▸ **What is needed**
Every record should be repeated exactly, except that pictures are left out.
--- begin Exercise inputs ---
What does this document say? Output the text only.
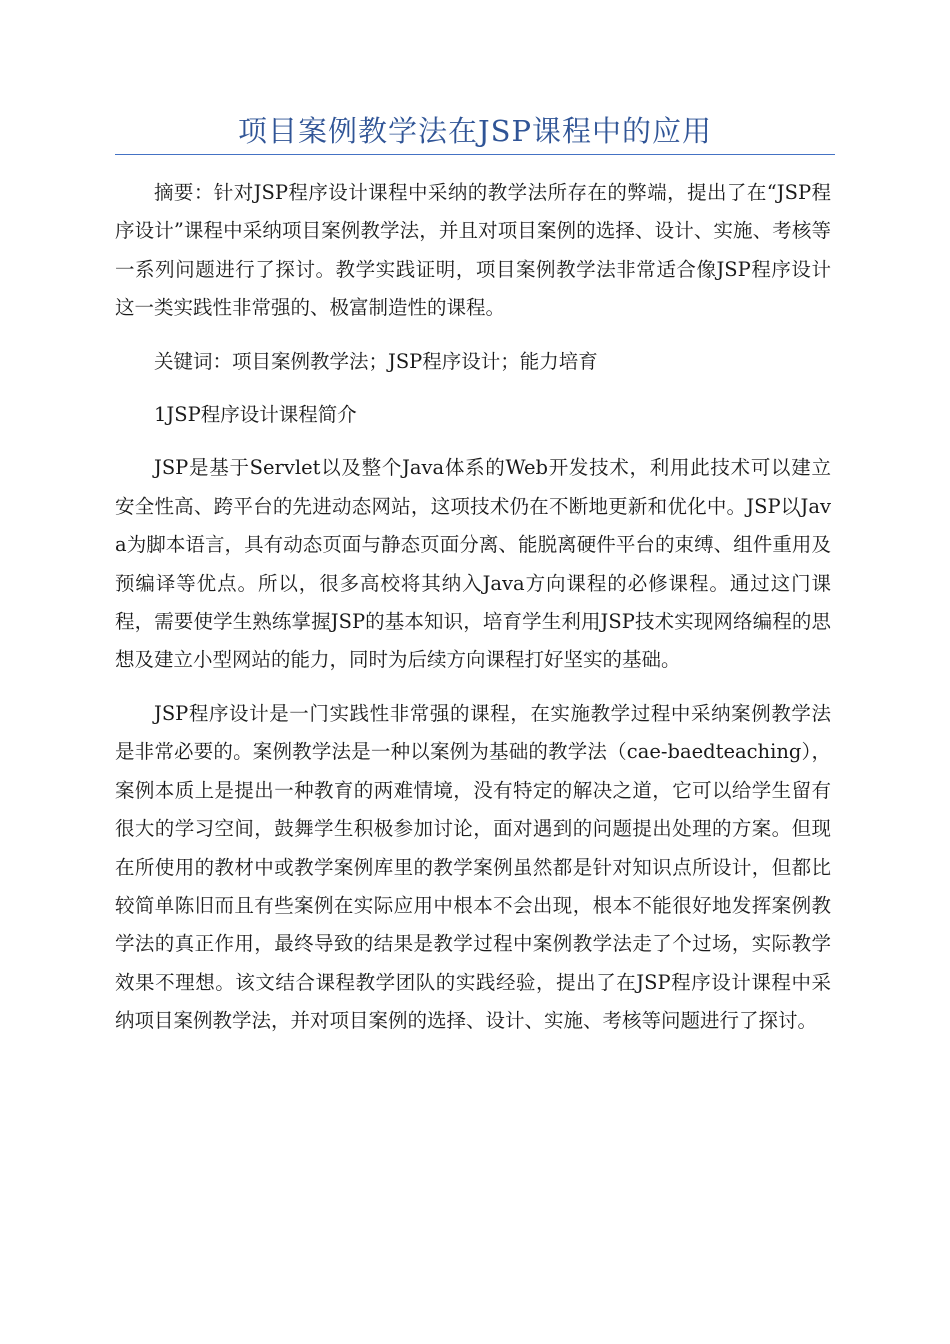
项目案例教学法在JSP课程中的应用

摘要：针对JSP程序设计课程中采纳的教学法所存在的弊端，提出了在“JSP程序设计”课程中采纳项目案例教学法，并且对项目案例的选择、设计、实施、考核等一系列问题进行了探讨。教学实践证明，项目案例教学法非常适合像JSP程序设计这一类实践性非常强的、极富制造性的课程。

关键词：项目案例教学法；JSP程序设计；能力培育

1JSP程序设计课程简介

JSP是基于Servlet以及整个Java体系的Web开发技术，利用此技术可以建立安全性高、跨平台的先进动态网站，这项技术仍在不断地更新和优化中。JSP以Java为脚本语言，具有动态页面与静态页面分离、能脱离硬件平台的束缚、组件重用及预编译等优点。所以，很多高校将其纳入Java方向课程的必修课程。通过这门课程，需要使学生熟练掌握JSP的基本知识，培育学生利用JSP技术实现网络编程的思想及建立小型网站的能力，同时为后续方向课程打好坚实的基础。

JSP程序设计是一门实践性非常强的课程，在实施教学过程中采纳案例教学法是非常必要的。案例教学法是一种以案例为基础的教学法（cae-baedteaching），案例本质上是提出一种教育的两难情境，没有特定的解决之道，它可以给学生留有很大的学习空间，鼓舞学生积极参加讨论，面对遇到的问题提出处理的方案。但现在所使用的教材中或教学案例库里的教学案例虽然都是针对知识点所设计，但都比较简单陈旧而且有些案例在实际应用中根本不会出现，根本不能很好地发挥案例教学法的真正作用，最终导致的结果是教学过程中案例教学法走了个过场，实际教学效果不理想。该文结合课程教学团队的实践经验，提出了在JSP程序设计课程中采纳项目案例教学法，并对项目案例的选择、设计、实施、考核等问题进行了探讨。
--- end Exercise inputs ---
▸ **Written solution**
What does this document say? Output the text only.
项目案例教学法在JSP课程中的应用

摘要：针对JSP程序设计课程中采纳的教学法所存在的弊端，提出了在“JSP程序设计”课程中采纳项目案例教学法，并且对项目案例的选择、设计、实施、考核等一系列问题进行了探讨。教学实践证明，项目案例教学法非常适合像JSP程序设计这一类实践性非常强的、极富制造性的课程。

关键词：项目案例教学法；JSP程序设计；能力培育

1JSP程序设计课程简介

JSP是基于Servlet以及整个Java体系的Web开发技术，利用此技术可以建立安全性高、跨平台的先进动态网站，这项技术仍在不断地更新和优化中。JSP以Java为脚本语言，具有动态页面与静态页面分离、能脱离硬件平台的束缚、组件重用及预编译等优点。所以，很多高校将其纳入Java方向课程的必修课程。通过这门课程，需要使学生熟练掌握JSP的基本知识，培育学生利用JSP技术实现网络编程的思想及建立小型网站的能力，同时为后续方向课程打好坚实的基础。

JSP程序设计是一门实践性非常强的课程，在实施教学过程中采纳案例教学法是非常必要的。案例教学法是一种以案例为基础的教学法（cae-baedteaching），案例本质上是提出一种教育的两难情境，没有特定的解决之道，它可以给学生留有很大的学习空间，鼓舞学生积极参加讨论，面对遇到的问题提出处理的方案。但现在所使用的教材中或教学案例库里的教学案例虽然都是针对知识点所设计，但都比较简单陈旧而且有些案例在实际应用中根本不会出现，根本不能很好地发挥案例教学法的真正作用，最终导致的结果是教学过程中案例教学法走了个过场，实际教学效果不理想。该文结合课程教学团队的实践经验，提出了在JSP程序设计课程中采纳项目案例教学法，并对项目案例的选择、设计、实施、考核等问题进行了探讨。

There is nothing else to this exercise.